Keep Time
The way you spend today will determine whether you look back from tomorrow with regret or satisfaction.
Value Time
Different individuals experience different levels of financial and social opportunity, but each person receives the same 24 hours per day.
Further, you must spend time as you get it. Once it is spent, you can never replace it. The past is gone. The future is not guaranteed. The only time you have is now.
Therefore, punctuality requires you to manage this irreplaceable resource wisely, and finish projects in time to move forward with other projects. Punctuality requires more than arriving on time; it requires prioritizing your activities in order to do what is most valuable.
Value People
Valuing another person’s time shows respect for that person. Arriving on time to meetings shows honor to your supervisor. Concluding an appointment on time shows respect for those attending. Limiting your demand on others’ time shows you value their priorities.
If an employee takes 20 minutes to tell a coworker what could have been said in 5 minutes, that employee takes 15 minutes from the coworker and wastes 30 minutes of the company’s time.
Value Projects
Life is not a dry run. Others know your true values by the priorities you establish in your daily schedule.

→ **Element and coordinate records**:
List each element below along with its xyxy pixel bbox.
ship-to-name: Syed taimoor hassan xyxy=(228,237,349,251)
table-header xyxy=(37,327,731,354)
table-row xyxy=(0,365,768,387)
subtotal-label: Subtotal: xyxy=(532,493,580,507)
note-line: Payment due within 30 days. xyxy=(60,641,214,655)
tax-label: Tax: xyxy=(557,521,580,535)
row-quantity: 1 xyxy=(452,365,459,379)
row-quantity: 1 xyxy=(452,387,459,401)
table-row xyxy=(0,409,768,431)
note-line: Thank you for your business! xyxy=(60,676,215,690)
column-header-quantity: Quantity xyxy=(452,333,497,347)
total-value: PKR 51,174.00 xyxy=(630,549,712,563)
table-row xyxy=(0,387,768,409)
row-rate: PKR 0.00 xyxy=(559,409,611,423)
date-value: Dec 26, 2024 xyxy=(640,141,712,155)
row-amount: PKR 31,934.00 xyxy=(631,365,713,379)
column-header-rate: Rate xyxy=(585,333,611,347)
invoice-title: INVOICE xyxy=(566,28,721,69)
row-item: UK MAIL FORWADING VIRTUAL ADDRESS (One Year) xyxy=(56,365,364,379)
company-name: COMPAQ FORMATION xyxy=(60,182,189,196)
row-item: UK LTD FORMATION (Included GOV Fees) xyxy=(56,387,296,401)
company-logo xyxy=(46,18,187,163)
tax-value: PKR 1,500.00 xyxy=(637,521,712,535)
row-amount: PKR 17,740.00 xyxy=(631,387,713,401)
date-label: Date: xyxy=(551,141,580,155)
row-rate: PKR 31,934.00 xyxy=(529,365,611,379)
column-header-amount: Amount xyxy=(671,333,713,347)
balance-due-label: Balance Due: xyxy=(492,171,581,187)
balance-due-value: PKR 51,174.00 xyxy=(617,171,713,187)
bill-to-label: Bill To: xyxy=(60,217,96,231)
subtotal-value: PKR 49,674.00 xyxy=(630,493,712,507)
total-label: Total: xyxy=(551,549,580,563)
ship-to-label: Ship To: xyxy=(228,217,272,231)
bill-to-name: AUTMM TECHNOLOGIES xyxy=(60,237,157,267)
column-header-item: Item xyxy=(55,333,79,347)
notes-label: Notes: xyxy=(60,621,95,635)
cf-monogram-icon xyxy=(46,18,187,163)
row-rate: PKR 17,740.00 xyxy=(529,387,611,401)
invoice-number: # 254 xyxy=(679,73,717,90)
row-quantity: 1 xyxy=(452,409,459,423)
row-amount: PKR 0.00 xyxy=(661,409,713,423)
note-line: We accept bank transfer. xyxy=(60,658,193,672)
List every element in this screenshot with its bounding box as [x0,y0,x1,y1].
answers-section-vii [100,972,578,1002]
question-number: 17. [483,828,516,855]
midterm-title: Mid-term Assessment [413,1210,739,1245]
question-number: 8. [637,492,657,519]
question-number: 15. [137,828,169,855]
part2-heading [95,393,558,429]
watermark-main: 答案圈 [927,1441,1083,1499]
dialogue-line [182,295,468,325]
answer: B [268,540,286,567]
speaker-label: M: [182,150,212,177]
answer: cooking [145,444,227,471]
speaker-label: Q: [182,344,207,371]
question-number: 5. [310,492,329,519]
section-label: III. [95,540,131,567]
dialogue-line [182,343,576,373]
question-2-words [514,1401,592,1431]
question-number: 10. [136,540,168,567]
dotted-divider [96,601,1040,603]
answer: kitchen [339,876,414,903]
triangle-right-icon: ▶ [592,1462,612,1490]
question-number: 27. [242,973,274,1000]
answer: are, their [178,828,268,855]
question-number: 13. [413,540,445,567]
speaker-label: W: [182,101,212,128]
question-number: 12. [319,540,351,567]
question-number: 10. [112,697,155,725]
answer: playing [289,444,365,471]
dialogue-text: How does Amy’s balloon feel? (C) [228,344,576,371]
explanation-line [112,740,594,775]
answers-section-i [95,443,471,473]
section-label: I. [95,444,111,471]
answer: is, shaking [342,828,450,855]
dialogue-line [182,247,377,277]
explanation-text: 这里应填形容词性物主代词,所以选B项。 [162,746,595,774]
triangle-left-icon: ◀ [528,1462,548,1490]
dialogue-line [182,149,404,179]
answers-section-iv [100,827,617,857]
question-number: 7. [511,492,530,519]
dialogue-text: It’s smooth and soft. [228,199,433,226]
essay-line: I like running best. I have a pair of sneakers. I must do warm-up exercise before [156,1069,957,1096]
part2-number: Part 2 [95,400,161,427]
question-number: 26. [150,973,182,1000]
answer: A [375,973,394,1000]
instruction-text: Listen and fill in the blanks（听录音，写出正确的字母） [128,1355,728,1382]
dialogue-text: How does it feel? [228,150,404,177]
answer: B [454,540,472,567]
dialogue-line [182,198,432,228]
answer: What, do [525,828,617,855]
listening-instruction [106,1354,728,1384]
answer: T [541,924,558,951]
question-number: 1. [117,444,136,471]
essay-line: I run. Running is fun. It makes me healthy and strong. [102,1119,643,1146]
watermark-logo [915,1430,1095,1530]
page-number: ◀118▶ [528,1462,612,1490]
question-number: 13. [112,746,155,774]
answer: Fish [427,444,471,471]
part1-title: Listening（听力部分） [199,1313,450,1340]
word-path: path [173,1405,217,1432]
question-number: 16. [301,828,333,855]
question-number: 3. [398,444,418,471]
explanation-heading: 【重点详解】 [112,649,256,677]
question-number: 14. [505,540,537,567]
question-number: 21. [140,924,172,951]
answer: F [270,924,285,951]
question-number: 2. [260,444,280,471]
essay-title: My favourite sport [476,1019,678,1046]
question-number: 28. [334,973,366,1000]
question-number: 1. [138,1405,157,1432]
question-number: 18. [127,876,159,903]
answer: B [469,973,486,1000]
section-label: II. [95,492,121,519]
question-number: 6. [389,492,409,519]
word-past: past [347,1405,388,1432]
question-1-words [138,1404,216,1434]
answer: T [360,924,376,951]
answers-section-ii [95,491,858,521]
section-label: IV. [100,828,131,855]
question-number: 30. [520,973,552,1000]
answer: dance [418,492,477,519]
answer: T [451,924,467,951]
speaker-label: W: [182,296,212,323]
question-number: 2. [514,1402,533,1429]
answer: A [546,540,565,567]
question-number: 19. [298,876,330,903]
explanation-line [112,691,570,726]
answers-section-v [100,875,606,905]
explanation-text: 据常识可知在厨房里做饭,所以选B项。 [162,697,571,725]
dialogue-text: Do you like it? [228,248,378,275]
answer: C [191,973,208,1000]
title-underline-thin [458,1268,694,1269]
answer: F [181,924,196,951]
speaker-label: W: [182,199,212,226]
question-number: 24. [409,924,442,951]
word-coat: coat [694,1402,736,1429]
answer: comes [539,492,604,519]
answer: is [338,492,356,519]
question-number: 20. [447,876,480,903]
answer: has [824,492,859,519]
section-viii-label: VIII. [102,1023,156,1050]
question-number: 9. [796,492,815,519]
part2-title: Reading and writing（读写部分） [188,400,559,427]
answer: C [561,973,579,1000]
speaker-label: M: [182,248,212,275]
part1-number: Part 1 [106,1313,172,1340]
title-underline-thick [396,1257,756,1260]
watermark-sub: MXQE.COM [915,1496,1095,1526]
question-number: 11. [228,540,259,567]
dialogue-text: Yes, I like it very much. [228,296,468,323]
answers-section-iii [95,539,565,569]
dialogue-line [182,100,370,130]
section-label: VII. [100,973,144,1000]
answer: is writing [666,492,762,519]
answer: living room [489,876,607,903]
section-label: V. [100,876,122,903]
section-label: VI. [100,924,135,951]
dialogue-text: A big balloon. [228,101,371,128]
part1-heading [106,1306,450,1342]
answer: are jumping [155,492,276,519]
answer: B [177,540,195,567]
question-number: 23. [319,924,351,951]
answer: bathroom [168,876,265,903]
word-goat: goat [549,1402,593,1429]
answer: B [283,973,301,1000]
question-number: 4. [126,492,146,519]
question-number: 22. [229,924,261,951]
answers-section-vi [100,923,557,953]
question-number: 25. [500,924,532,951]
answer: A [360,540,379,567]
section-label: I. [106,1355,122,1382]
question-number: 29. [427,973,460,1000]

→ **TASKS AND EXERCISES**:
1. According to the punctuality text, what does each person receive in equal measure?
2. Do these statements agree with the punctuality text? (a) Punctuality requires only arriving on time. (b) Arriving on time to meetings shows honor to your supervisor. (c) In the example of the talkative employee, the company loses 15 minutes.
3. Write the next part of the punctuality text, picking up after its final sentence.
The records have no connection to the text.

→ **WRITTEN ANSWERS**:
1. Each person receives the same 24 hours per day.

2.
(a) No: "Punctuality requires more than arriving on time; it requires prioritizing your activities in order to do what is most valuable."
(b) Yes: "Arriving on time to meetings shows honor to your supervisor."
(c) No: "that employee takes 15 minutes from the coworker and wastes 30 minutes of the company’s time."

3.
Punctuality does not pursue productivity for its own sake. A punctual person demonstrates respect for others and care for the task at hand.
Whether making business decisions or arriving in time to see a family member play softball, punctuality recognizes the passage of time and seeks to give each task, project, and priority its appropriate time.
Whatever your opportunities, do what needs to be done when it needs to be done, and gain the satisfaction of a job well done.
Punctuality In Balance
Finish Thoroughly
Thoroughness is “knowing what factors will diminish the effectiveness of my work or words if neglected.” As you perform tasks or rush to meet a deadline, do not neglect the details that distinguish finished from excellent. Thoroughness communicates your esteem for others and keeps punctuality from becoming hastiness.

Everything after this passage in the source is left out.